Take the material and output all of it exactly.

[Stored data entries]
——————
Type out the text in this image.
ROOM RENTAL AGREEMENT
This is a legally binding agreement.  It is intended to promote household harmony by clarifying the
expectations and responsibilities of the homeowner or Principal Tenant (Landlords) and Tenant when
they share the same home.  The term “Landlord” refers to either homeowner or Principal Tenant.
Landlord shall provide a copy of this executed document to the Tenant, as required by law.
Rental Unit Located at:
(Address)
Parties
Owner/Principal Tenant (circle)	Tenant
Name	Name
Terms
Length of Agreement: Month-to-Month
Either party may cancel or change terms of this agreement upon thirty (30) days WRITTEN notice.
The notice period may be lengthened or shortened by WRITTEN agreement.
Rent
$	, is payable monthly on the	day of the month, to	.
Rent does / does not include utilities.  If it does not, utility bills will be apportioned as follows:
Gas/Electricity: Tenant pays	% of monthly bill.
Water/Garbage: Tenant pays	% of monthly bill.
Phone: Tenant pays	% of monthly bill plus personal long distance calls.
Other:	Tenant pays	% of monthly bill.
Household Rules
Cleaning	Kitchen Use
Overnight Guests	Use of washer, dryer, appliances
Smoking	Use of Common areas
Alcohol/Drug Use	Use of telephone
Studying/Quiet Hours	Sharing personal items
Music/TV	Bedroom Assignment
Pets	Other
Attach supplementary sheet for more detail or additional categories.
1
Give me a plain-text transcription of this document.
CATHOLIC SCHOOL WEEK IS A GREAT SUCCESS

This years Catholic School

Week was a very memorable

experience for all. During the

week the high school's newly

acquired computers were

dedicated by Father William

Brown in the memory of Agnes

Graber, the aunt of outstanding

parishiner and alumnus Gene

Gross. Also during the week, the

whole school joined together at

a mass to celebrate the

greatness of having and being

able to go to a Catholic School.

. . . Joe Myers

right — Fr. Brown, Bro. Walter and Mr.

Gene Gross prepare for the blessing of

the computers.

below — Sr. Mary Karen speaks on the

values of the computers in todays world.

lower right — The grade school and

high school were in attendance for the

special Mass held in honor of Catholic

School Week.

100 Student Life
——————
## [Expected answer]
Type out the text in this image.
ROOM RENTAL AGREEMENT
This is a legally binding agreement.  It is intended to promote household harmony by clarifying the
expectations and responsibilities of the homeowner or Principal Tenant (Landlords) and Tenant when
they share the same home.  The term “Landlord” refers to either homeowner or Principal Tenant.
Landlord shall provide a copy of this executed document to the Tenant, as required by law.
Rental Unit Located at:
(Address)
Parties
Owner/Principal Tenant (circle)	Tenant
Name	Name
Terms
Length of Agreement: Month-to-Month
Either party may cancel or change terms of this agreement upon thirty (30) days WRITTEN notice.
The notice period may be lengthened or shortened by WRITTEN agreement.
Rent
$	, is payable monthly on the	day of the month, to	.
Rent does / does not include utilities.  If it does not, utility bills will be apportioned as follows:
Gas/Electricity: Tenant pays	% of monthly bill.
Water/Garbage: Tenant pays	% of monthly bill.
Phone: Tenant pays	% of monthly bill plus personal long distance calls.
Other:	Tenant pays	% of monthly bill.
Household Rules
Cleaning	Kitchen Use
Overnight Guests	Use of washer, dryer, appliances
Smoking	Use of Common areas
Alcohol/Drug Use	Use of telephone
Studying/Quiet Hours	Sharing personal items
Music/TV	Bedroom Assignment
Pets	Other
Attach supplementary sheet for more detail or additional categories.
1
Give me a plain-text transcription of this document.
CATHOLIC SCHOOL WEEK IS A GREAT SUCCESS

This years Catholic School

Week was a very memorable

experience for all. During the

week the high school's newly

acquired computers were

dedicated by Father William

Brown in the memory of Agnes

Graber, the aunt of outstanding

parishiner and alumnus Gene

Gross. Also during the week, the

whole school joined together at

a mass to celebrate the

greatness of having and being

able to go to a Catholic School.

. . . Joe Myers

right — Fr. Brown, Bro. Walter and Mr.

Gene Gross prepare for the blessing of

the computers.

below — Sr. Mary Karen speaks on the

values of the computers in todays world.

lower right — The grade school and

high school were in attendance for the

special Mass held in honor of Catholic

School Week.

100 Student Life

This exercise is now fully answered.